Exercise inputs:
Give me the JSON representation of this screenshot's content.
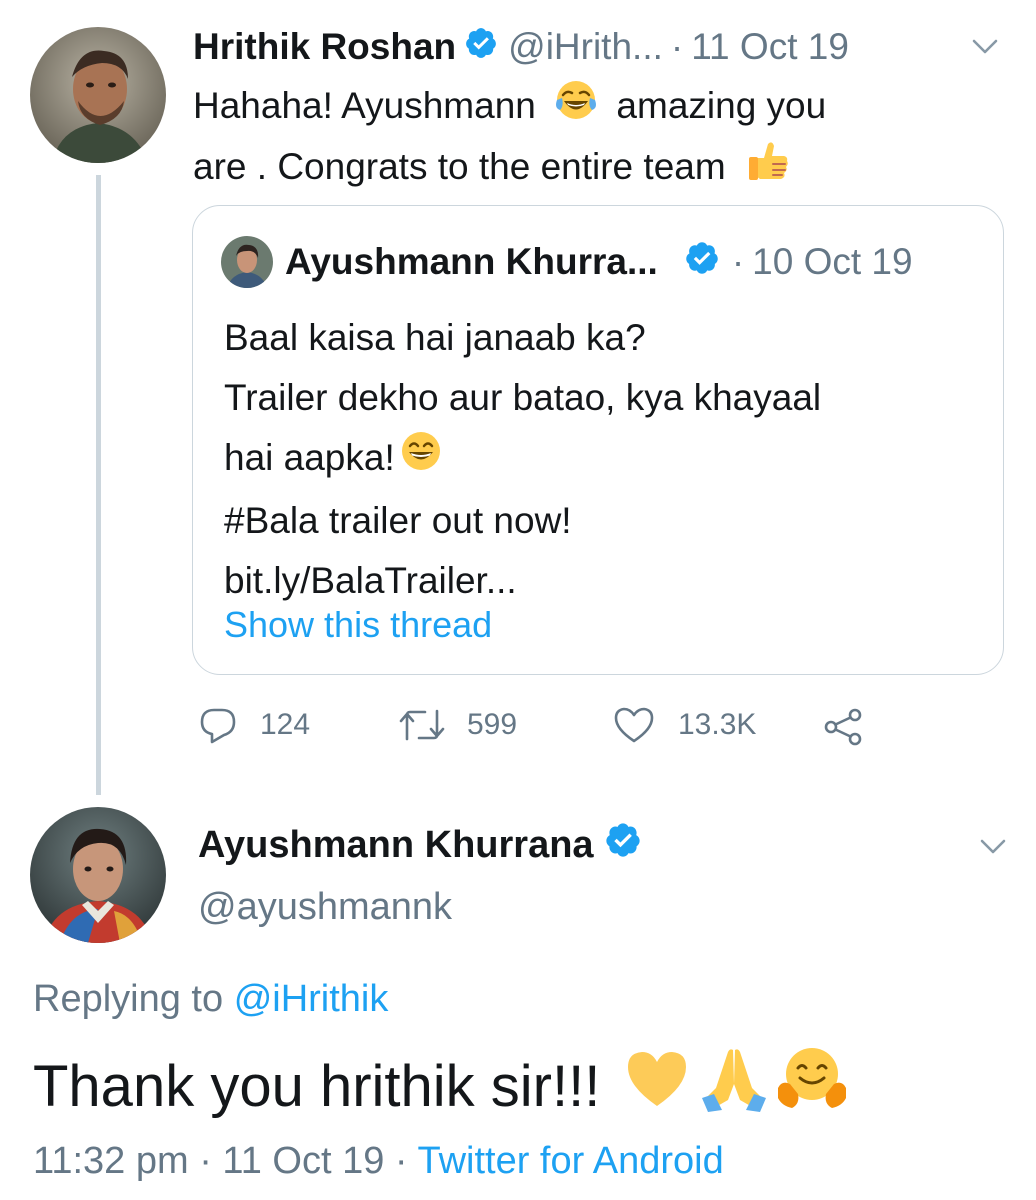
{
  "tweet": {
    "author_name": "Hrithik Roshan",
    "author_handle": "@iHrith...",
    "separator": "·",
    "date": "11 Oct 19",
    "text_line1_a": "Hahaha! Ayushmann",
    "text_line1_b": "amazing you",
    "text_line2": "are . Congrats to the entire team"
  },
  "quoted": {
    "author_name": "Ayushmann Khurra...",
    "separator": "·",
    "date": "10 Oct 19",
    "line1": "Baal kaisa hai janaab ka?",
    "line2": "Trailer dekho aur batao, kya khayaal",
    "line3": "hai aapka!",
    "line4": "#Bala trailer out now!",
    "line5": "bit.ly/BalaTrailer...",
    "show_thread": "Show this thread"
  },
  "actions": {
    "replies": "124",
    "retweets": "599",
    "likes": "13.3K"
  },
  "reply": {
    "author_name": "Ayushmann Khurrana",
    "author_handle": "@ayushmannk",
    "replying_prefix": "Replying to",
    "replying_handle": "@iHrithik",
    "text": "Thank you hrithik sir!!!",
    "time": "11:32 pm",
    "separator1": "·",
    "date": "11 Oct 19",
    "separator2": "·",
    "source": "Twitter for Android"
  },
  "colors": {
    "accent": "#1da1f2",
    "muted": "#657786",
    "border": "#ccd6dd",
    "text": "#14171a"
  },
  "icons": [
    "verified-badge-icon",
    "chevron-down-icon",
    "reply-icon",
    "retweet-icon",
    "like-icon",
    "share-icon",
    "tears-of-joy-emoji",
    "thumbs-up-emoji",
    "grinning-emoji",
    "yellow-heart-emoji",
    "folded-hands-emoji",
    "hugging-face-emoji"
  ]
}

==

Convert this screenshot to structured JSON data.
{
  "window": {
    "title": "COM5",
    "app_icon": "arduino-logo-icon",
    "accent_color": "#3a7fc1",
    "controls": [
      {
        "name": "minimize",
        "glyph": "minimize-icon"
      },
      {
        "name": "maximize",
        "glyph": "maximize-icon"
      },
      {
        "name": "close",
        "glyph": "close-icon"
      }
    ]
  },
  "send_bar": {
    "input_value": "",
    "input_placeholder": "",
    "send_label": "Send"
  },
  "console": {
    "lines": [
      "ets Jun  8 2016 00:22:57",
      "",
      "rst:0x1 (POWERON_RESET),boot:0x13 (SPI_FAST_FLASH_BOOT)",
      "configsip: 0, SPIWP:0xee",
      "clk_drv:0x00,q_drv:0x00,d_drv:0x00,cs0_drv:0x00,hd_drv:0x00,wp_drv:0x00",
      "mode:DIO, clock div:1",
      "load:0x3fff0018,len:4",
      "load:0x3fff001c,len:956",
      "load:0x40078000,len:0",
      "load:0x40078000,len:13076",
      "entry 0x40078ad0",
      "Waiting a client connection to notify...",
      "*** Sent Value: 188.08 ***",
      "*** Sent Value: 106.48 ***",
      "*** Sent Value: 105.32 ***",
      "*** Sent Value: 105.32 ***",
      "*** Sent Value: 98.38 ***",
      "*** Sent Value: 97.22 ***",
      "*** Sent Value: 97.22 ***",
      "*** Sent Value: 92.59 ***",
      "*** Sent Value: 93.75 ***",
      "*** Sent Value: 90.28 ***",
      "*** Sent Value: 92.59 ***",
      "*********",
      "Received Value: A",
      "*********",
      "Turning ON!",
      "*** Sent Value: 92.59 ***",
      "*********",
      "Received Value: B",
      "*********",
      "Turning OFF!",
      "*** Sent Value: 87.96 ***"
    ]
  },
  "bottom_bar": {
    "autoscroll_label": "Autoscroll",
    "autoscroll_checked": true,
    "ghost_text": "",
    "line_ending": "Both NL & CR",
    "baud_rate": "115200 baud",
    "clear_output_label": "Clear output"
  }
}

==

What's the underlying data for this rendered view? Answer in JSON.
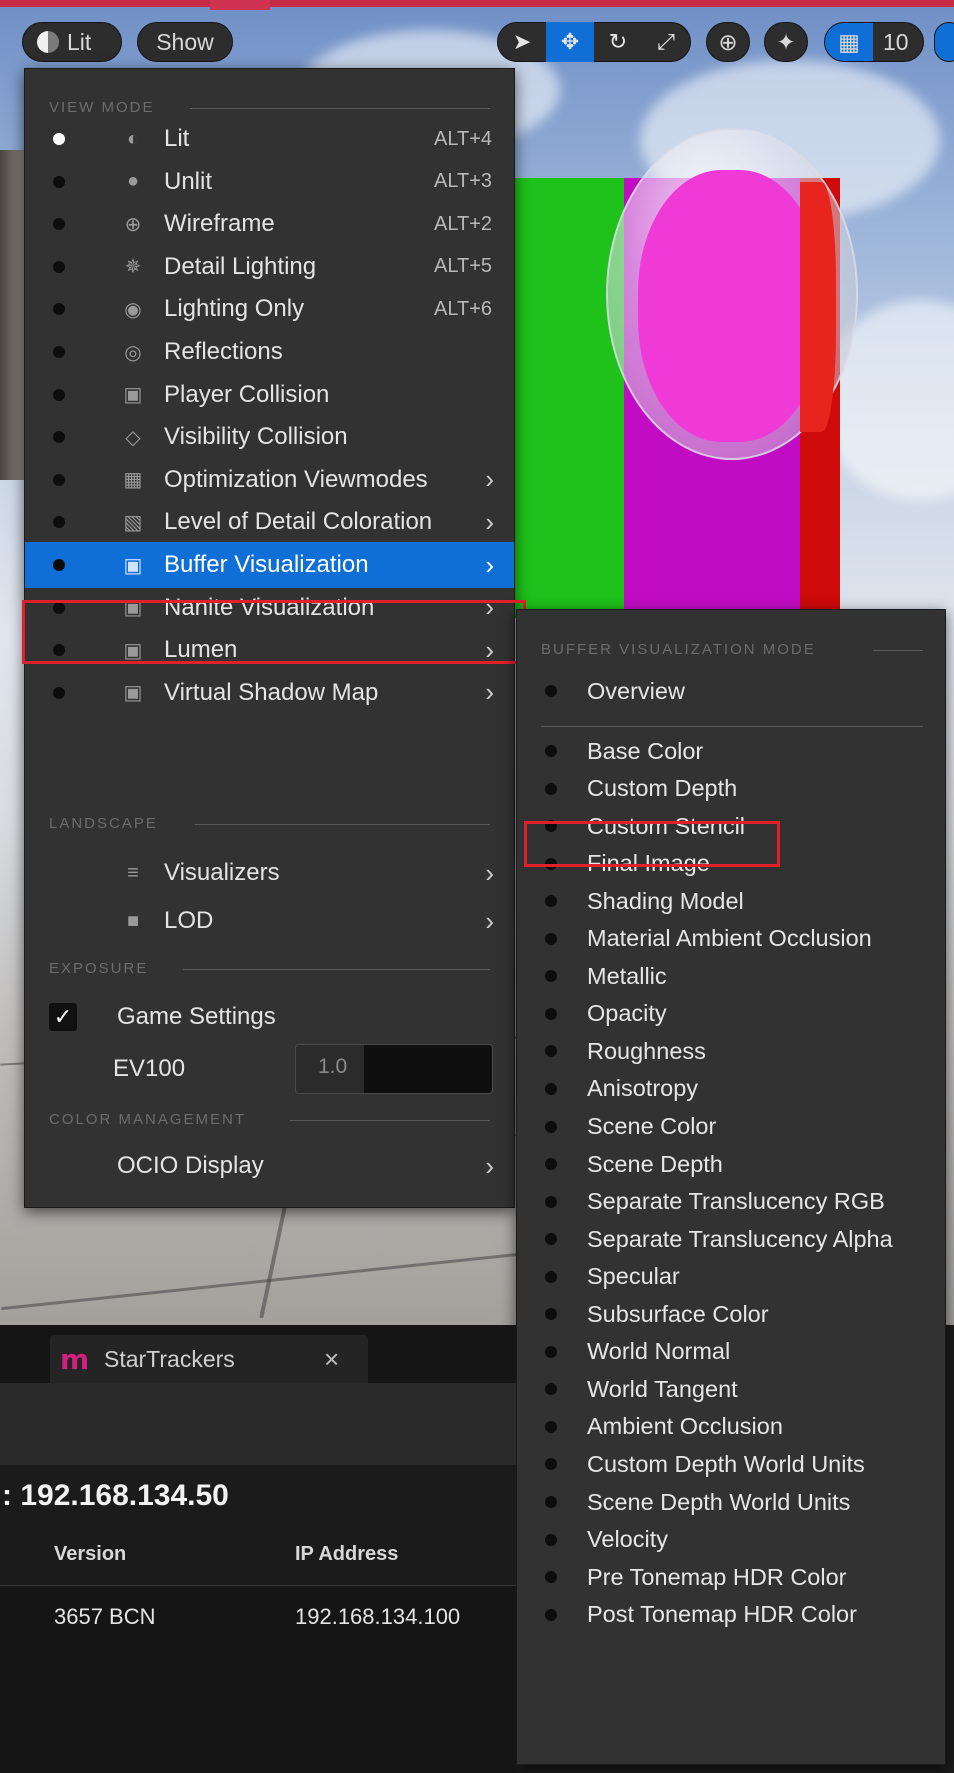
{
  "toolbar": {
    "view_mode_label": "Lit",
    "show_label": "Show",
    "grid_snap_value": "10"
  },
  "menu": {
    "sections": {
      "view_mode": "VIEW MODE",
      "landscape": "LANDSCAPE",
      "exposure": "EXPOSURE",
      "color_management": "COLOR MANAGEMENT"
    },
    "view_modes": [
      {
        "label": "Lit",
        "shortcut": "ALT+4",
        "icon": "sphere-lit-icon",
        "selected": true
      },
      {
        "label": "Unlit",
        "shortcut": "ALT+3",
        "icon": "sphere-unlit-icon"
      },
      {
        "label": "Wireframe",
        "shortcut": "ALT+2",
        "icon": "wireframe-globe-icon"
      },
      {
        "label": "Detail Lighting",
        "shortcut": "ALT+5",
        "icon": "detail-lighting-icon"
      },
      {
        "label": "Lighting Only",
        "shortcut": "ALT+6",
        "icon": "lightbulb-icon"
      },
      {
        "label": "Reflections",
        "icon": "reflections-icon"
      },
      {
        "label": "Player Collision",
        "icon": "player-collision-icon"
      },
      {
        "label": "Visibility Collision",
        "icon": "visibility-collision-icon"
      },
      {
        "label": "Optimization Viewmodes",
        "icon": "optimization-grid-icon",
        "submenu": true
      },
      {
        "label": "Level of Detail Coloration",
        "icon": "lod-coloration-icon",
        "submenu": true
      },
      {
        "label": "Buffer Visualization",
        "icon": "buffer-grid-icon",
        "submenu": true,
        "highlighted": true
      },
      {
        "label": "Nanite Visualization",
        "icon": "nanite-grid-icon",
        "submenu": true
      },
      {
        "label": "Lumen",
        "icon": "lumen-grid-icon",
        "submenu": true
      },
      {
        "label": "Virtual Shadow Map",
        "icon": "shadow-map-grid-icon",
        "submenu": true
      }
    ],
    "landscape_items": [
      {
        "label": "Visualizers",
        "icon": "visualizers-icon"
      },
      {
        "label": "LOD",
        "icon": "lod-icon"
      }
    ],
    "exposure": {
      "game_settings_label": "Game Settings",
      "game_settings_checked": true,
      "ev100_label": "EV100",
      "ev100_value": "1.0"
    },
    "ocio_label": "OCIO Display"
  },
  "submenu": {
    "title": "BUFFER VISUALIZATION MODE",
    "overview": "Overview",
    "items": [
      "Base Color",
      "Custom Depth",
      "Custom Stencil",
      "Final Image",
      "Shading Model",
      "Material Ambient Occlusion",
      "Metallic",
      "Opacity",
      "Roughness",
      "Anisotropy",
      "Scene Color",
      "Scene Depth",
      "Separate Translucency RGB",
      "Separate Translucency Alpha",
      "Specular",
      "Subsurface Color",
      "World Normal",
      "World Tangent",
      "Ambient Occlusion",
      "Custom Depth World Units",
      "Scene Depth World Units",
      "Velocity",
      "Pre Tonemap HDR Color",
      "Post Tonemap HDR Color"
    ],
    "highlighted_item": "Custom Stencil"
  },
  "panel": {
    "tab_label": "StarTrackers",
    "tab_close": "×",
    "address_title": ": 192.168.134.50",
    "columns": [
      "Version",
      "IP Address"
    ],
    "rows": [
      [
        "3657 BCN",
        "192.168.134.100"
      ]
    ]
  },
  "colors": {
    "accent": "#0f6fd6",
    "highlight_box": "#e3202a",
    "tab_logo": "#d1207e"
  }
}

Instructions to follow: Among the lines of the material, find those that hold the word "Ambient" and copy them.

Solution to the problem:
      "Material Ambient Occlusion",
      "Ambient Occlusion",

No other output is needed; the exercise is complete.